_Objective_
Reproduce all of the listing below without alteration.

══════════

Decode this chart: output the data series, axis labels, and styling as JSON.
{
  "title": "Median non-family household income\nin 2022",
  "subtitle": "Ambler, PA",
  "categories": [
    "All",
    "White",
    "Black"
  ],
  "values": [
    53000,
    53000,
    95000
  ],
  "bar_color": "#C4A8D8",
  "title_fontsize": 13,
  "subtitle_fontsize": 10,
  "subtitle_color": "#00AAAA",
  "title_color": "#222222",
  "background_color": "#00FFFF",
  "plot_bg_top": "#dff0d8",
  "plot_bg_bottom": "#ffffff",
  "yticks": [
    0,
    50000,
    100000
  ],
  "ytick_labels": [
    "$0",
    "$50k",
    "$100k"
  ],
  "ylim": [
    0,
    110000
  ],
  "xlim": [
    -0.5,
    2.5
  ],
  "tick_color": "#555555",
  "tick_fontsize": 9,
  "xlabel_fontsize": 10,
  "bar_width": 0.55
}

══════════

_Final result_
Decode this chart: output the data series, axis labels, and styling as JSON.
{
  "title": "Median non-family household income\nin 2022",
  "subtitle": "Ambler, PA",
  "categories": [
    "All",
    "White",
    "Black"
  ],
  "values": [
    53000,
    53000,
    95000
  ],
  "bar_color": "#C4A8D8",
  "title_fontsize": 13,
  "subtitle_fontsize": 10,
  "subtitle_color": "#00AAAA",
  "title_color": "#222222",
  "background_color": "#00FFFF",
  "plot_bg_top": "#dff0d8",
  "plot_bg_bottom": "#ffffff",
  "yticks": [
    0,
    50000,
    100000
  ],
  "ytick_labels": [
    "$0",
    "$50k",
    "$100k"
  ],
  "ylim": [
    0,
    110000
  ],
  "xlim": [
    -0.5,
    2.5
  ],
  "tick_color": "#555555",
  "tick_fontsize": 9,
  "xlabel_fontsize": 10,
  "bar_width": 0.55
}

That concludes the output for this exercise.